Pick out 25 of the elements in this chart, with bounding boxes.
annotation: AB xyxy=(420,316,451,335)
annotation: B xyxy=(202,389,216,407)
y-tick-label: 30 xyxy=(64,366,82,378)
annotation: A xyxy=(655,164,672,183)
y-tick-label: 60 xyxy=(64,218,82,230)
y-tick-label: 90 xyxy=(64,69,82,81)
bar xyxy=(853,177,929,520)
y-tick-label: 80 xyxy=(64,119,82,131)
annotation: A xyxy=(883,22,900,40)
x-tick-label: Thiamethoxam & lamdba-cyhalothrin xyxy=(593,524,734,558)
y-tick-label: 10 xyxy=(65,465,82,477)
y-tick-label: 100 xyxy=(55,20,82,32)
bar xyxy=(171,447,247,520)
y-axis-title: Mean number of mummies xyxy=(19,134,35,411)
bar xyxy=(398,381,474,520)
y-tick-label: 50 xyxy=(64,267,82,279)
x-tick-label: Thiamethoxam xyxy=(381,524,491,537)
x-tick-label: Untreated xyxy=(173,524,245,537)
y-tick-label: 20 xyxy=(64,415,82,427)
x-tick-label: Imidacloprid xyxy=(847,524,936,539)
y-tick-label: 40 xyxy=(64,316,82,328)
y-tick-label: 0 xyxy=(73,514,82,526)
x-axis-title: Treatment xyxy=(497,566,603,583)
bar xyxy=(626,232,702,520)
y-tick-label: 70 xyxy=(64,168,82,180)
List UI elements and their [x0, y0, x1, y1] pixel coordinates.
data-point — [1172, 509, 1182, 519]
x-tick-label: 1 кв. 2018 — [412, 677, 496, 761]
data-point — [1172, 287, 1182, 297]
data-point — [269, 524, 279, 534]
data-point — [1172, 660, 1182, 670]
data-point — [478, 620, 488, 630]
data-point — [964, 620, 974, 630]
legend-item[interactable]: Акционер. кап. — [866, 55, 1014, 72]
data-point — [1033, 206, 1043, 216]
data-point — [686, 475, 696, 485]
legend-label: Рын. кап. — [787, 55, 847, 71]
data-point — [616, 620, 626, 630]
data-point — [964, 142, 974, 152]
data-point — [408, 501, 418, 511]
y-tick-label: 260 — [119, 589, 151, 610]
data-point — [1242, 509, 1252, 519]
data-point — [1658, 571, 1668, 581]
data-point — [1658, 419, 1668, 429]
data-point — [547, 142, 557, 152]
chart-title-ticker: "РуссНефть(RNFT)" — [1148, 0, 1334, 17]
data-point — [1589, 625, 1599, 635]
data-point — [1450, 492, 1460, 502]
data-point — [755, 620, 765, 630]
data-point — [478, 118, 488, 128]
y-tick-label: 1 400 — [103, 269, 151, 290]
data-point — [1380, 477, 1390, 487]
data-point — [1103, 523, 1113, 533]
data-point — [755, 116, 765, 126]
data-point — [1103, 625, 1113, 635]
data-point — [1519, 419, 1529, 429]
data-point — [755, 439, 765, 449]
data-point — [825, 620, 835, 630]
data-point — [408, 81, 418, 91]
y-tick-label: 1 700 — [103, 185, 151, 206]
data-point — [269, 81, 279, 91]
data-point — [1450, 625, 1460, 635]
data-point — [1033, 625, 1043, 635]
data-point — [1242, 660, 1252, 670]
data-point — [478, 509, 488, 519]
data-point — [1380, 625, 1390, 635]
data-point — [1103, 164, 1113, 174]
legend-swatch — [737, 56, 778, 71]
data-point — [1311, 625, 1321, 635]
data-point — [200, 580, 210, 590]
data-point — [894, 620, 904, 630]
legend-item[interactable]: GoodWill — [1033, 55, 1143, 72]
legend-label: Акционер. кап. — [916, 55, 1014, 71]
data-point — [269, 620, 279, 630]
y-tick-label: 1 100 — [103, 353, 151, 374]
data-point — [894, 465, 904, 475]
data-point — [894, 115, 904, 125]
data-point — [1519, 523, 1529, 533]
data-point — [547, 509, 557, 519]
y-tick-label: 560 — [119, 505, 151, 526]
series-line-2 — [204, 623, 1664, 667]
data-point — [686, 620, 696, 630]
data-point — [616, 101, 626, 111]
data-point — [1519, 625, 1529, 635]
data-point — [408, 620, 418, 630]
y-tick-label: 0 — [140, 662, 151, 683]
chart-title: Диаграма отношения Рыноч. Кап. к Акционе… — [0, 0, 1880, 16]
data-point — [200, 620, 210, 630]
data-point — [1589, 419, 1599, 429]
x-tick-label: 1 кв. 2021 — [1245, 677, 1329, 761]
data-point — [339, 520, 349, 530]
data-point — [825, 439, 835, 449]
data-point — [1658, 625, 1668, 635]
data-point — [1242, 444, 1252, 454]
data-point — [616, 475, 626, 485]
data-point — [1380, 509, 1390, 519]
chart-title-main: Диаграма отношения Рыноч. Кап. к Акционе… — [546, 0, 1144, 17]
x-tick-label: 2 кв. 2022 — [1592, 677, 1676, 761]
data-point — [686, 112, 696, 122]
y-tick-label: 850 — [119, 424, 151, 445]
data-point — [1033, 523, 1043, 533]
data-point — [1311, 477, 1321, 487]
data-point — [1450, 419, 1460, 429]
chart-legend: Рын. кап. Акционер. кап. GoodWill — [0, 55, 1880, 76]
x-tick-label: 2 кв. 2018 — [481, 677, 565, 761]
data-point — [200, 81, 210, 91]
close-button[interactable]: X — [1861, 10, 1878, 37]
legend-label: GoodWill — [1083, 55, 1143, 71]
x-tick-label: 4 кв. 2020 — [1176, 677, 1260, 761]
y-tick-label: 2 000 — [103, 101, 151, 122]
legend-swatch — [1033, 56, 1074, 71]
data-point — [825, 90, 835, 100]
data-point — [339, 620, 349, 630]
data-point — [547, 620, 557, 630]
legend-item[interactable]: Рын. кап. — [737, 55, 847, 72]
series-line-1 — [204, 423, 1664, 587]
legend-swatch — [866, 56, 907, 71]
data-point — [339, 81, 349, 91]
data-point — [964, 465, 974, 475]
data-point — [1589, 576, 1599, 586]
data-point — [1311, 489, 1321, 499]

## Written problem
Format all of the rows above as a JSON list of strings, with one string per line and any blank lines left out.

## Task response
[
  "Pick out 25 of the elements in this chart, with bounding boxes.",
  "annotation: AB xyxy=(420,316,451,335)",
  "annotation: B xyxy=(202,389,216,407)",
  "y-tick-label: 30 xyxy=(64,366,82,378)",
  "annotation: A xyxy=(655,164,672,183)",
  "y-tick-label: 60 xyxy=(64,218,82,230)",
  "y-tick-label: 90 xyxy=(64,69,82,81)",
  "bar xyxy=(853,177,929,520)",
  "y-tick-label: 80 xyxy=(64,119,82,131)",
  "annotation: A xyxy=(883,22,900,40)",
  "x-tick-label: Thiamethoxam & lamdba-cyhalothrin xyxy=(593,524,734,558)",
  "y-tick-label: 10 xyxy=(65,465,82,477)",
  "y-tick-label: 100 xyxy=(55,20,82,32)",
  "bar xyxy=(171,447,247,520)",
  "y-axis-title: Mean number of mummies xyxy=(19,134,35,411)",
  "bar xyxy=(398,381,474,520)",
  "y-tick-label: 50 xyxy=(64,267,82,279)",
  "x-tick-label: Thiamethoxam xyxy=(381,524,491,537)",
  "x-tick-label: Untreated xyxy=(173,524,245,537)",
  "y-tick-label: 20 xyxy=(64,415,82,427)",
  "x-tick-label: Imidacloprid xyxy=(847,524,936,539)",
  "y-tick-label: 40 xyxy=(64,316,82,328)",
  "y-tick-label: 0 xyxy=(73,514,82,526)",
  "x-axis-title: Treatment xyxy=(497,566,603,583)",
  "bar xyxy=(626,232,702,520)",
  "y-tick-label: 70 xyxy=(64,168,82,180)",
  "List UI elements and their [x0, y0, x1, y1] pixel coordinates.",
  "data-point — [1172, 509, 1182, 519]",
  "x-tick-label: 1 кв. 2018 — [412, 677, 496, 761]",
  "data-point — [1172, 287, 1182, 297]",
  "data-point — [269, 524, 279, 534]",
  "data-point — [1172, 660, 1182, 670]",
  "data-point — [478, 620, 488, 630]",
  "data-point — [964, 620, 974, 630]",
  "legend-item[interactable]: Акционер. кап. — [866, 55, 1014, 72]",
  "data-point — [1033, 206, 1043, 216]",
  "data-point — [686, 475, 696, 485]",
  "legend-label: Рын. кап. — [787, 55, 847, 71]",
  "data-point — [616, 620, 626, 630]",
  "data-point — [964, 142, 974, 152]",
  "data-point — [408, 501, 418, 511]",
  "y-tick-label: 260 — [119, 589, 151, 610]",
  "data-point — [1242, 509, 1252, 519]",
  "data-point — [1658, 571, 1668, 581]",
  "data-point — [1658, 419, 1668, 429]",
  "data-point — [547, 142, 557, 152]",
  "chart-title-ticker: \"РуссНефть(RNFT)\" — [1148, 0, 1334, 17]",
  "data-point — [1589, 625, 1599, 635]",
  "data-point — [1450, 492, 1460, 502]",
  "data-point — [755, 620, 765, 630]",
  "data-point — [478, 118, 488, 128]",
  "y-tick-label: 1 400 — [103, 269, 151, 290]",
  "data-point — [1380, 477, 1390, 487]",
  "data-point — [1103, 523, 1113, 533]",
  "data-point — [755, 116, 765, 126]",
  "data-point — [1103, 625, 1113, 635]",
  "data-point — [1519, 419, 1529, 429]",
  "data-point — [755, 439, 765, 449]",
  "data-point — [825, 620, 835, 630]",
  "data-point — [408, 81, 418, 91]",
  "y-tick-label: 1 700 — [103, 185, 151, 206]",
  "data-point — [269, 81, 279, 91]",
  "data-point — [1450, 625, 1460, 635]",
  "data-point — [1033, 625, 1043, 635]",
  "data-point — [1242, 660, 1252, 670]",
  "data-point — [478, 509, 488, 519]",
  "data-point — [1380, 625, 1390, 635]",
  "data-point — [1103, 164, 1113, 174]",
  "legend-swatch — [737, 56, 778, 71]",
  "data-point — [1311, 625, 1321, 635]",
  "data-point — [200, 580, 210, 590]",
  "data-point — [894, 620, 904, 630]",
  "legend-item[interactable]: GoodWill — [1033, 55, 1143, 72]",
  "legend-label: Акционер. кап. — [916, 55, 1014, 71]",
  "data-point — [269, 620, 279, 630]",
  "y-tick-label: 1 100 — [103, 353, 151, 374]",
  "data-point — [894, 465, 904, 475]",
  "data-point — [894, 115, 904, 125]",
  "data-point — [1519, 523, 1529, 533]",
  "data-point — [547, 509, 557, 519]",
  "y-tick-label: 560 — [119, 505, 151, 526]",
  "series-line-2 — [204, 623, 1664, 667]",
  "data-point — [686, 620, 696, 630]",
  "data-point — [616, 101, 626, 111]",
  "data-point — [1519, 625, 1529, 635]",
  "data-point — [408, 620, 418, 630]",
  "y-tick-label: 0 — [140, 662, 151, 683]",
  "chart-title: Диаграма отношения Рыноч. Кап. к Акционе… — [0, 0, 1880, 16]",
  "data-point — [200, 620, 210, 630]",
  "data-point — [1589, 419, 1599, 429]",
  "x-tick-label: 1 кв. 2021 — [1245, 677, 1329, 761]",
  "data-point — [339, 520, 349, 530]",
  "data-point — [825, 439, 835, 449]",
  "data-point — [1658, 625, 1668, 635]",
  "data-point — [1242, 444, 1252, 454]",
  "data-point — [616, 475, 626, 485]",
  "data-point — [1380, 509, 1390, 519]",
  "chart-title-main: Диаграма отношения Рыноч. Кап. к Акционе… — [546, 0, 1144, 17]",
  "x-tick-label: 2 кв. 2022 — [1592, 677, 1676, 761]",
  "data-point — [686, 112, 696, 122]",
  "y-tick-label: 850 — [119, 424, 151, 445]",
  "data-point — [1033, 523, 1043, 533]",
  "data-point — [1311, 477, 1321, 487]",
  "data-point — [1450, 419, 1460, 429]",
  "chart-legend: Рын. кап. Акционер. кап. GoodWill — [0, 55, 1880, 76]",
  "x-tick-label: 2 кв. 2018 — [481, 677, 565, 761]",
  "data-point — [200, 81, 210, 91]",
  "close-button[interactable]: X — [1861, 10, 1878, 37]",
  "legend-label: GoodWill — [1083, 55, 1143, 71]",
  "x-tick-label: 4 кв. 2020 — [1176, 677, 1260, 761]",
  "y-tick-label: 2 000 — [103, 101, 151, 122]",
  "legend-swatch — [1033, 56, 1074, 71]",
  "data-point — [825, 90, 835, 100]",
  "data-point — [339, 620, 349, 630]",
  "data-point — [547, 620, 557, 630]",
  "legend-item[interactable]: Рын. кап. — [737, 55, 847, 72]",
  "series-line-1 — [204, 423, 1664, 587]",
  "legend-swatch — [866, 56, 907, 71]",
  "data-point — [339, 81, 349, 91]",
  "data-point — [964, 465, 974, 475]",
  "data-point — [1589, 576, 1599, 586]",
  "data-point — [1311, 489, 1321, 499]"
]